Data shown:
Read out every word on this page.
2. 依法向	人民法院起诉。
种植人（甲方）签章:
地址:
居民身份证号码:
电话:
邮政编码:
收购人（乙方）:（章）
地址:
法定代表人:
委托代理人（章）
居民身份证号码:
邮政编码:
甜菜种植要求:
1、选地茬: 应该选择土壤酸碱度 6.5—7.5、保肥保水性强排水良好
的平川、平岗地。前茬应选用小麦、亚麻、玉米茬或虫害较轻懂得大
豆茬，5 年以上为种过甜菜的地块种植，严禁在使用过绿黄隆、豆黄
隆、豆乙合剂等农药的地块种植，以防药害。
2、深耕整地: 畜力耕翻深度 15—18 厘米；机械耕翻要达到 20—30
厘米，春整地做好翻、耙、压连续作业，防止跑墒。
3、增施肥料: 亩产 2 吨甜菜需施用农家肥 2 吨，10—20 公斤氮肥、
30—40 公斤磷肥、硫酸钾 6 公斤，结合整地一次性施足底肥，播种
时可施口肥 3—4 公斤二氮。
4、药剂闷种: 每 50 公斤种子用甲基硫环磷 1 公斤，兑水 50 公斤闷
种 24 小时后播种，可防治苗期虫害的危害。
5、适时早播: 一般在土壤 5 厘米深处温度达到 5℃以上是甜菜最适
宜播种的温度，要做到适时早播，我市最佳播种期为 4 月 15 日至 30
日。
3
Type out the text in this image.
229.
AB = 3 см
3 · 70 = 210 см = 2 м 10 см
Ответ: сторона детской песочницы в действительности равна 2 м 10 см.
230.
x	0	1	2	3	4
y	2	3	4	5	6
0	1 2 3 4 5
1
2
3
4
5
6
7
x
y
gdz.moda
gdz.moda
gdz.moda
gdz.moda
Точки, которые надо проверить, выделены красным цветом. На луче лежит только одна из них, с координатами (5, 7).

Exercise instructions: Output exactly the lines between the one containing "Type out the text in this image." and the final line above, both inclusive.

Full solution:
Type out the text in this image.
229.
AB = 3 см
3 · 70 = 210 см = 2 м 10 см
Ответ: сторона детской песочницы в действительности равна 2 м 10 см.
230.
x	0	1	2	3	4
y	2	3	4	5	6
0	1 2 3 4 5
1
2
3
4
5
6
7
x
y
gdz.moda
gdz.moda
gdz.moda
gdz.moda
Точки, которые надо проверить, выделены красным цветом. На луче лежит только одна из них, с координатами (5, 7).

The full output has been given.